* Document excerpt:
- Part 1: Let's overlay -- Basic info about VXLAN, addressing and headers.
- Part 2: It's all about knowledge -- Packet forwarding overview, VTEP control plane learning options
- Part 3: Hands On #1 -- Configuration on Cisco Nexus Devices, Flood and Learn.
- Part 4: Hands On #2 -- Configuration on Cisco Nexus Devices, EVPN.
- Part 5: NSX Overview
So if you're interested in any other topic that you think is not going to be covered kindly ping me and will add.
After all that prelude I think we can start. As we see in Part I, we cover the header added into the original frame in order to be forwarded into an L3 network and also we end the post by giving an overview of packet forwarding. In order to reference later here is a pic of a VXLAN packet:
Figure 1: VXLAN Packet header
In later post we just reach a point in where host (hypervisor or device with VTEP, I will use any of these indistinctly) get a packet (VXLAN) which is not local and need to be delivered. Let's think like any L2 forwarding plane, we need to know where to route/send out this packet, this process is made by a lookup made by the host based on DST MAC Address of Original L2 frame (see picture above) and based on that we should get a destination port (hehe no L2 switching ) destination VTEP Address. This post would cover different methods of learning and populating this internal table, and as usual for forwarding it's all about knowledge.
VxLAN Flood and Learn
This scenario was the first introduced, it relies in head end replication, meaning that end host in case of not having any entry for the destination MAC address will send out an ARP to other devices / VTEPs in the VXLAN network. This is done by sending the request to the VXLAN multicast group for this Bridge domain, remote VTEPs will get the packet and answer accordingly direct to the originating VTEP (Here we can be aware of two requirements for running this: multicast core, IGP or unicast reachability between VTEP Addresses)
Figure 2: VXLAN Peer Discoveries and Tenant Address Learning
I will base the explanation using this amazing pic that I just stole from cisco web page :)
- End System A (ES-A) sends out an ARP request for IP-B on its Layer 2 VXLAN network (note the Dst MAC Address).
- VTEP-1 receives the ARP request. Since he doesn't have a mapping for IP-B yet, it encapsulates the ARP request in an IP multicast packet and forwards it to the VXLAN multicast group for that specific segment (VNI). The encapsulated multicast packet has the IP address of VTEP-1 as the source IP address and the VXLAN multicast group address as the destination IP address.
- The IP multicast packet is distributed to all members in the tree, VTEP-2 and VTEP-3 receive the encapsulated multicast packet because they’ve joined that specific VXLAN multicast group, after that they decapsulate the packet and forward it locally to the local VXLAN network. In this process, if no prior communication was made between VTEP-1 to them, they insert into his local tablet the mapping between Mac Address of ES-A with IP of VTEP-1.
- After the local transport of ARP, End System B (ES-B) gets the request forwarded by VTEP-2 and responds with its own MAC address (MAC‑B), and learns the IP-A-to-MAC-A mapping.

* Provided data:
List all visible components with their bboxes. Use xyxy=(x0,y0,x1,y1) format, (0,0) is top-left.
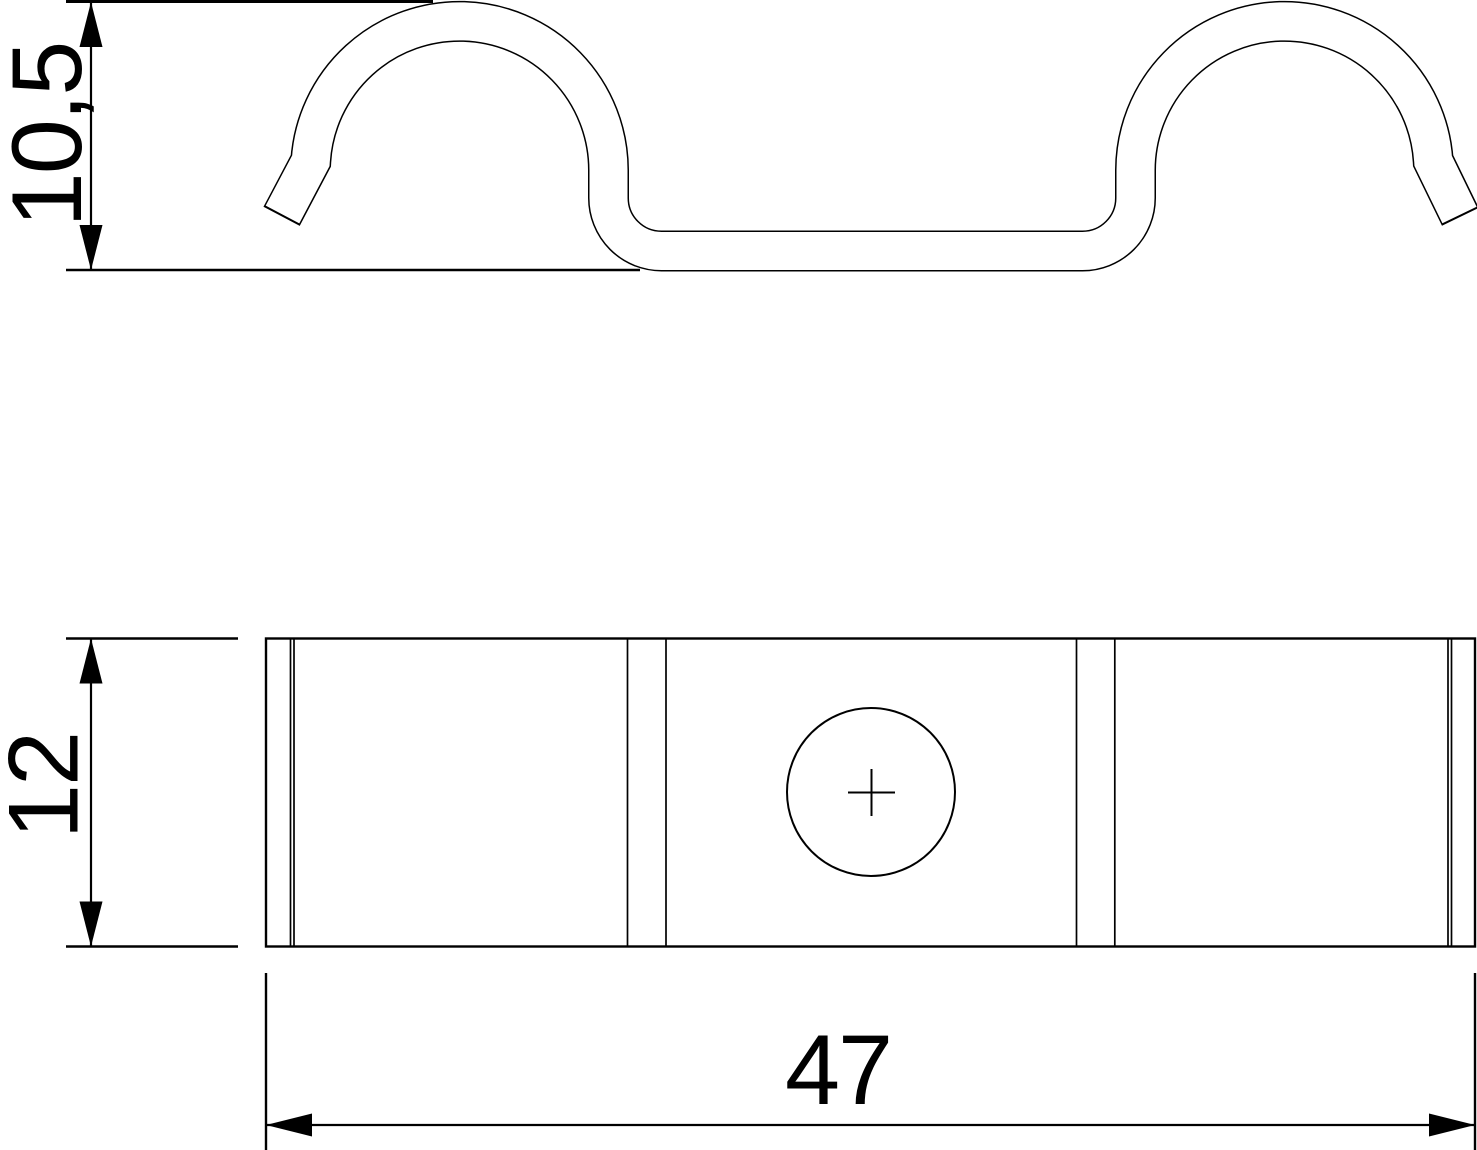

* What this task involves:
Write the next part of the post on VXLAN learning, picking up right after its last sentence.

* Output below:
- VTEP-2 receives the ARP reply of ES-B that has MAC-A as the destination MAC address, as per step 3 he knows about MAC-A-to- VTEP-1 mapping and therefore it can use the unicast tunnel to forward the ARP reply back to VTEP-1. The ARP reply is encapsulated in the UDP payload of a packet sourced from VTEP-2 and destined to VTEP-1.
- VTEP-1 receives the encapsulated ARP reply from VTEP-2. It decapsulates and forwards the ARP reply back to ES-A, also it learns the IP address of VTEP-2 from the outer IP address header and inspects the original packet to learn MAC-B-to-VTEP-2 IP mapping.
- Subsequent IP packets between ES-A and B are unicast forwarded, based on the mapping information on VTEP-1 and VTEP-2, using the VXLAN tunnel between them.
- VTEP-1 can optionally perform proxy ARPs for subsequent ARP requests for IP-B to reduce the flooding over the transport network.
Head-end Replication
When you are working with VXLAN and reading literature also is common to hear or read the concept of head-end replication, what this essentially means is that the local VTEP has the overhead of replicate the broadcast traffic out to the other VTEPs, in the original release of VXLAN which uses multicast as underlying layer to reach VTEPs this only means encapsulate packet and sent out to multicast group, but also there is the possibility of have unicast peering (full-mesh) with all the VTEPs and in this scenario the head-end replication has a notorious impact.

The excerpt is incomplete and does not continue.